:: The exercise ::
Repeat everything in the material exactly.

:: Entries from a dataset ::

########

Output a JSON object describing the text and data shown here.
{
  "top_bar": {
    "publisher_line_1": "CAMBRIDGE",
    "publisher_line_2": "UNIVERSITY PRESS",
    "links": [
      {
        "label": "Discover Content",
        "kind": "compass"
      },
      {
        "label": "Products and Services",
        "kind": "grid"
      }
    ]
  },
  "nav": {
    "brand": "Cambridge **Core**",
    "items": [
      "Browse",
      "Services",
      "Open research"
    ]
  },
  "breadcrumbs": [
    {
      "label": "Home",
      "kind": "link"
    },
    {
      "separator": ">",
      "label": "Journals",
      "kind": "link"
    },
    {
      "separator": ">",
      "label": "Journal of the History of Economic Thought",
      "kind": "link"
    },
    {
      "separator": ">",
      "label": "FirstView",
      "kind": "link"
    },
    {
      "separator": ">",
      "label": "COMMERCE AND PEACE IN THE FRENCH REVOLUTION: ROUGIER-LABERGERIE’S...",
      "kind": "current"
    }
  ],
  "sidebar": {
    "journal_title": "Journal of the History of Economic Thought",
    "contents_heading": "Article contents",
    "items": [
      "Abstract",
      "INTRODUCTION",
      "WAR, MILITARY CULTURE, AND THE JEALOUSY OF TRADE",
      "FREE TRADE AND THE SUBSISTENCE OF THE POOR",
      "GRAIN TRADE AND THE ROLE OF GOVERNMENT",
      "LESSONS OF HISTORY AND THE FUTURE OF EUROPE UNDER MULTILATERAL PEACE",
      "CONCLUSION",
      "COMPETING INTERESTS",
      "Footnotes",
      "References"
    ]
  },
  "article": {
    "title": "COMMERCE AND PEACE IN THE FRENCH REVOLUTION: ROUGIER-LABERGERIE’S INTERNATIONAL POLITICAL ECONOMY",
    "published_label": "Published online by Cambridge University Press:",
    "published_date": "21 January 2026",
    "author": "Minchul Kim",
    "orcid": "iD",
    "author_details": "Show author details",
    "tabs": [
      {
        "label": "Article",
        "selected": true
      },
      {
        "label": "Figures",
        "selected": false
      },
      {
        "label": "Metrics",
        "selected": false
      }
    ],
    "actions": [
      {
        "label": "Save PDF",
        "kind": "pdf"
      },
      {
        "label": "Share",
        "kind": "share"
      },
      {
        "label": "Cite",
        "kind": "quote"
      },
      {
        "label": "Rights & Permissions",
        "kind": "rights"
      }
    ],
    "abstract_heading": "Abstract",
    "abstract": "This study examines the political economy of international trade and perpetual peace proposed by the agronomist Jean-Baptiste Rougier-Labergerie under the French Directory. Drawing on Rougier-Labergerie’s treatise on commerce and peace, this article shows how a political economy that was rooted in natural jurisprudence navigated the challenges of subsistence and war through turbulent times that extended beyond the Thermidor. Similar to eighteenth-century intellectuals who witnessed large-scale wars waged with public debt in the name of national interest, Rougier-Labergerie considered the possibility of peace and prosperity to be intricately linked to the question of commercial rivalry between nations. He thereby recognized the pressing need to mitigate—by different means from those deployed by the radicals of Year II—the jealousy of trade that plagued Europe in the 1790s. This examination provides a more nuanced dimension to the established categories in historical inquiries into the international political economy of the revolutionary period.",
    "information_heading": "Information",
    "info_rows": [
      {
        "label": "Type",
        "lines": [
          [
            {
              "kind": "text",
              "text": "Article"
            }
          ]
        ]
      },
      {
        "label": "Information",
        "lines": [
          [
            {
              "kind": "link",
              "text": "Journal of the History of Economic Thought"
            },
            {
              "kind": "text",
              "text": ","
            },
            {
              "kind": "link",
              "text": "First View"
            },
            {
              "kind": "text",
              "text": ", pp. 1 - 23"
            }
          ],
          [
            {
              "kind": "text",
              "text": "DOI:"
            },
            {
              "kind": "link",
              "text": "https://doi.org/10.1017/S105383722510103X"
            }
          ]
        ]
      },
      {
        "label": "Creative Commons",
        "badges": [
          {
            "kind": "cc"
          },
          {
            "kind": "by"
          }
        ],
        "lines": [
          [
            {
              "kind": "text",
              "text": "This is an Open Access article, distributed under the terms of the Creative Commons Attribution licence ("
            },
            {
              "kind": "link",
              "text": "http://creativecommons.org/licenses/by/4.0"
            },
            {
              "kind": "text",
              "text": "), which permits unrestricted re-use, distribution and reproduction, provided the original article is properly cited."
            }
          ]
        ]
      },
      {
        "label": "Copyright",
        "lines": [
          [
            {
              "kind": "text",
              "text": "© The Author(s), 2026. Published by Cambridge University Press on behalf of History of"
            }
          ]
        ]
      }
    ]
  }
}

########

:: Finished exercise ::
Output a JSON object describing the text and data shown here.
{
  "top_bar": {
    "publisher_line_1": "CAMBRIDGE",
    "publisher_line_2": "UNIVERSITY PRESS",
    "links": [
      {
        "label": "Discover Content",
        "kind": "compass"
      },
      {
        "label": "Products and Services",
        "kind": "grid"
      }
    ]
  },
  "nav": {
    "brand": "Cambridge **Core**",
    "items": [
      "Browse",
      "Services",
      "Open research"
    ]
  },
  "breadcrumbs": [
    {
      "label": "Home",
      "kind": "link"
    },
    {
      "separator": ">",
      "label": "Journals",
      "kind": "link"
    },
    {
      "separator": ">",
      "label": "Journal of the History of Economic Thought",
      "kind": "link"
    },
    {
      "separator": ">",
      "label": "FirstView",
      "kind": "link"
    },
    {
      "separator": ">",
      "label": "COMMERCE AND PEACE IN THE FRENCH REVOLUTION: ROUGIER-LABERGERIE’S...",
      "kind": "current"
    }
  ],
  "sidebar": {
    "journal_title": "Journal of the History of Economic Thought",
    "contents_heading": "Article contents",
    "items": [
      "Abstract",
      "INTRODUCTION",
      "WAR, MILITARY CULTURE, AND THE JEALOUSY OF TRADE",
      "FREE TRADE AND THE SUBSISTENCE OF THE POOR",
      "GRAIN TRADE AND THE ROLE OF GOVERNMENT",
      "LESSONS OF HISTORY AND THE FUTURE OF EUROPE UNDER MULTILATERAL PEACE",
      "CONCLUSION",
      "COMPETING INTERESTS",
      "Footnotes",
      "References"
    ]
  },
  "article": {
    "title": "COMMERCE AND PEACE IN THE FRENCH REVOLUTION: ROUGIER-LABERGERIE’S INTERNATIONAL POLITICAL ECONOMY",
    "published_label": "Published online by Cambridge University Press:",
    "published_date": "21 January 2026",
    "author": "Minchul Kim",
    "orcid": "iD",
    "author_details": "Show author details",
    "tabs": [
      {
        "label": "Article",
        "selected": true
      },
      {
        "label": "Figures",
        "selected": false
      },
      {
        "label": "Metrics",
        "selected": false
      }
    ],
    "actions": [
      {
        "label": "Save PDF",
        "kind": "pdf"
      },
      {
        "label": "Share",
        "kind": "share"
      },
      {
        "label": "Cite",
        "kind": "quote"
      },
      {
        "label": "Rights & Permissions",
        "kind": "rights"
      }
    ],
    "abstract_heading": "Abstract",
    "abstract": "This study examines the political economy of international trade and perpetual peace proposed by the agronomist Jean-Baptiste Rougier-Labergerie under the French Directory. Drawing on Rougier-Labergerie’s treatise on commerce and peace, this article shows how a political economy that was rooted in natural jurisprudence navigated the challenges of subsistence and war through turbulent times that extended beyond the Thermidor. Similar to eighteenth-century intellectuals who witnessed large-scale wars waged with public debt in the name of national interest, Rougier-Labergerie considered the possibility of peace and prosperity to be intricately linked to the question of commercial rivalry between nations. He thereby recognized the pressing need to mitigate—by different means from those deployed by the radicals of Year II—the jealousy of trade that plagued Europe in the 1790s. This examination provides a more nuanced dimension to the established categories in historical inquiries into the international political economy of the revolutionary period.",
    "information_heading": "Information",
    "info_rows": [
      {
        "label": "Type",
        "lines": [
          [
            {
              "kind": "text",
              "text": "Article"
            }
          ]
        ]
      },
      {
        "label": "Information",
        "lines": [
          [
            {
              "kind": "link",
              "text": "Journal of the History of Economic Thought"
            },
            {
              "kind": "text",
              "text": ","
            },
            {
              "kind": "link",
              "text": "First View"
            },
            {
              "kind": "text",
              "text": ", pp. 1 - 23"
            }
          ],
          [
            {
              "kind": "text",
              "text": "DOI:"
            },
            {
              "kind": "link",
              "text": "https://doi.org/10.1017/S105383722510103X"
            }
          ]
        ]
      },
      {
        "label": "Creative Commons",
        "badges": [
          {
            "kind": "cc"
          },
          {
            "kind": "by"
          }
        ],
        "lines": [
          [
            {
              "kind": "text",
              "text": "This is an Open Access article, distributed under the terms of the Creative Commons Attribution licence ("
            },
            {
              "kind": "link",
              "text": "http://creativecommons.org/licenses/by/4.0"
            },
            {
              "kind": "text",
              "text": "), which permits unrestricted re-use, distribution and reproduction, provided the original article is properly cited."
            }
          ]
        ]
      },
      {
        "label": "Copyright",
        "lines": [
          [
            {
              "kind": "text",
              "text": "© The Author(s), 2026. Published by Cambridge University Press on behalf of History of"
            }
          ]
        ]
      }
    ]
  }
}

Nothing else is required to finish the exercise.